### DESCRIPTION OF THE TASK:
Pull every "Membros" line out of the data below.

━━━━━━━━━━━━━━━━

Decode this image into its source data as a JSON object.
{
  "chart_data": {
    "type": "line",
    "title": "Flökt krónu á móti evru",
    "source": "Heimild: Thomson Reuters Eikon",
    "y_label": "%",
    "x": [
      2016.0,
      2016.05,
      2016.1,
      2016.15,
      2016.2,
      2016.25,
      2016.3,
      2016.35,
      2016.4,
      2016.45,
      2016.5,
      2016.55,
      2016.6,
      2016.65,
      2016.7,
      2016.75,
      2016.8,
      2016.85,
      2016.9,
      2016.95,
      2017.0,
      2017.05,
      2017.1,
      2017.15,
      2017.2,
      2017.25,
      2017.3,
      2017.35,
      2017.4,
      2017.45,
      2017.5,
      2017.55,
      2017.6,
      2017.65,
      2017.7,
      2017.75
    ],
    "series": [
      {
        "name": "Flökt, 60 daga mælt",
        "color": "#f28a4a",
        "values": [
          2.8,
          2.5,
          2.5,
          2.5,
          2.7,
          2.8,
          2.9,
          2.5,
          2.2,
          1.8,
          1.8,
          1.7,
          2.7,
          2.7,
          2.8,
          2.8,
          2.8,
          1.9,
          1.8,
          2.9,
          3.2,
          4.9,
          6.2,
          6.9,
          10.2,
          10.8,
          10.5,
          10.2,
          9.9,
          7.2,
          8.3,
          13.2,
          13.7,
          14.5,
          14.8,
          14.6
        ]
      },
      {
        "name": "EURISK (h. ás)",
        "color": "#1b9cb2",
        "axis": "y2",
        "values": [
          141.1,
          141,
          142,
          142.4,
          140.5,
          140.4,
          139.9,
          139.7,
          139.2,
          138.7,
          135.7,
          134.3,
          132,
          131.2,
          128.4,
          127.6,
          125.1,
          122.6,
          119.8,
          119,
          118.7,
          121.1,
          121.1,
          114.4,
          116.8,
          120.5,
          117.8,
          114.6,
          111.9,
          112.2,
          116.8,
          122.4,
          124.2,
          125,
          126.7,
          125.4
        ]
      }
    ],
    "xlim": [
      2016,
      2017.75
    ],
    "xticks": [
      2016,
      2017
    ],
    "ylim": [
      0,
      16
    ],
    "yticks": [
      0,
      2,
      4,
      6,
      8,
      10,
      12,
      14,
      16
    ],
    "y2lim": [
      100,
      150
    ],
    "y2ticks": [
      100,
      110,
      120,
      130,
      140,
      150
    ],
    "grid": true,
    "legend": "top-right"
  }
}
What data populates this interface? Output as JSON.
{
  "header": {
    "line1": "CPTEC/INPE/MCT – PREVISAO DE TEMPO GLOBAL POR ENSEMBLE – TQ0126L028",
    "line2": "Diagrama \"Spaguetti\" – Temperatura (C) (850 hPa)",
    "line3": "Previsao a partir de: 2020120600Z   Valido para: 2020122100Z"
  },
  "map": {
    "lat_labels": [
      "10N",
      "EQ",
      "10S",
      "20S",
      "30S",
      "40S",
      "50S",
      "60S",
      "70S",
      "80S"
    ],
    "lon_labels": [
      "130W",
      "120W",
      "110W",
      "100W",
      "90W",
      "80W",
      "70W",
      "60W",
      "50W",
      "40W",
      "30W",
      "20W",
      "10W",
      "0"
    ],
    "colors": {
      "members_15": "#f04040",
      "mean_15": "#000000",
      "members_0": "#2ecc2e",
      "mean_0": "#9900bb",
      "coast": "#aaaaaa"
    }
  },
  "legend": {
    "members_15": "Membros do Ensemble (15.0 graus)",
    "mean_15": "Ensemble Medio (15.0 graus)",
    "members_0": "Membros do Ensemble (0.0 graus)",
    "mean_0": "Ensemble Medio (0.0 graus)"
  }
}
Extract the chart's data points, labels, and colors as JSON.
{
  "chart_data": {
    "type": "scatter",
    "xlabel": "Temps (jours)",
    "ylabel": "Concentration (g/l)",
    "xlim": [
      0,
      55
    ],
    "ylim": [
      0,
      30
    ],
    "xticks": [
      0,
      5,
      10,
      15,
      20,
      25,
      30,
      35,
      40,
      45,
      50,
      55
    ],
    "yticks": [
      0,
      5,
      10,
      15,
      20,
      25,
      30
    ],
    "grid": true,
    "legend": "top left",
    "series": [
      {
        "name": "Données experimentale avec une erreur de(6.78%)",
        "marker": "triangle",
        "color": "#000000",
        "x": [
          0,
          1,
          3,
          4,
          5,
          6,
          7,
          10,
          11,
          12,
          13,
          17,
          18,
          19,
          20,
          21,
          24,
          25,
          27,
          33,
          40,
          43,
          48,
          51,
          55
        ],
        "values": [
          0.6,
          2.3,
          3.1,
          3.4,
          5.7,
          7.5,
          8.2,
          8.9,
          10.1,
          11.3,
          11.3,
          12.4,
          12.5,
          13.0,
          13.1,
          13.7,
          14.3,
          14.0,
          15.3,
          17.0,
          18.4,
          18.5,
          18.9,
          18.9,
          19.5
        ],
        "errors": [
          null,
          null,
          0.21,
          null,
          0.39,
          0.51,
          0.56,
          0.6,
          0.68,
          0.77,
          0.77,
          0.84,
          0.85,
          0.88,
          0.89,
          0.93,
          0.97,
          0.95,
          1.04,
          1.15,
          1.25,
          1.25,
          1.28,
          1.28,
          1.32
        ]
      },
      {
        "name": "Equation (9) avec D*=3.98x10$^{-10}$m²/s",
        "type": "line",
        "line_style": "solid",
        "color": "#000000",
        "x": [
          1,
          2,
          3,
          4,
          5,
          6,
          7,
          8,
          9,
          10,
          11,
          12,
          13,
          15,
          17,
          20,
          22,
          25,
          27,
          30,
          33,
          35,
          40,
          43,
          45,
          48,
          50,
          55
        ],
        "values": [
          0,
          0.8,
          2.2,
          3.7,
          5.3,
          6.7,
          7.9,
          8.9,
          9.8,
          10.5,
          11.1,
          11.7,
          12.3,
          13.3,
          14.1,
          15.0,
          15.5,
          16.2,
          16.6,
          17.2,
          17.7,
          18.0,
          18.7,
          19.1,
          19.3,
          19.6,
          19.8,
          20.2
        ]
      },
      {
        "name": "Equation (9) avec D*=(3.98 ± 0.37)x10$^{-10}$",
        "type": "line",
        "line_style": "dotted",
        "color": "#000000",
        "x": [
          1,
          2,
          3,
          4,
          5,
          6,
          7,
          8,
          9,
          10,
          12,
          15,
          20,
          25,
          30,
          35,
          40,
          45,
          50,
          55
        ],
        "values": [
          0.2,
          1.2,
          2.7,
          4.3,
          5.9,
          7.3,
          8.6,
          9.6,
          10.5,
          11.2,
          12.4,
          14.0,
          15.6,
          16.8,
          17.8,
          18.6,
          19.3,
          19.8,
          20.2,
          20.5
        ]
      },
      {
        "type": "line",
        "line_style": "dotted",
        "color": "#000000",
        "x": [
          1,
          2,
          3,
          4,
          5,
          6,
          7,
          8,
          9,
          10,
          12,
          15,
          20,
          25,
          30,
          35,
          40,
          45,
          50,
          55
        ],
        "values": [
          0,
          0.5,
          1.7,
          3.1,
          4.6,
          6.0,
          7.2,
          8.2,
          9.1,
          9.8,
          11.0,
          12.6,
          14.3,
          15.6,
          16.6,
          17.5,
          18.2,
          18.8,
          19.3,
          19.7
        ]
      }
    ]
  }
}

━━━━━━━━━━━━━━━━

### SOLVED PROBLEM:
    "members_15": "Membros do Ensemble (15.0 graus)",
    "members_0": "Membros do Ensemble (0.0 graus)",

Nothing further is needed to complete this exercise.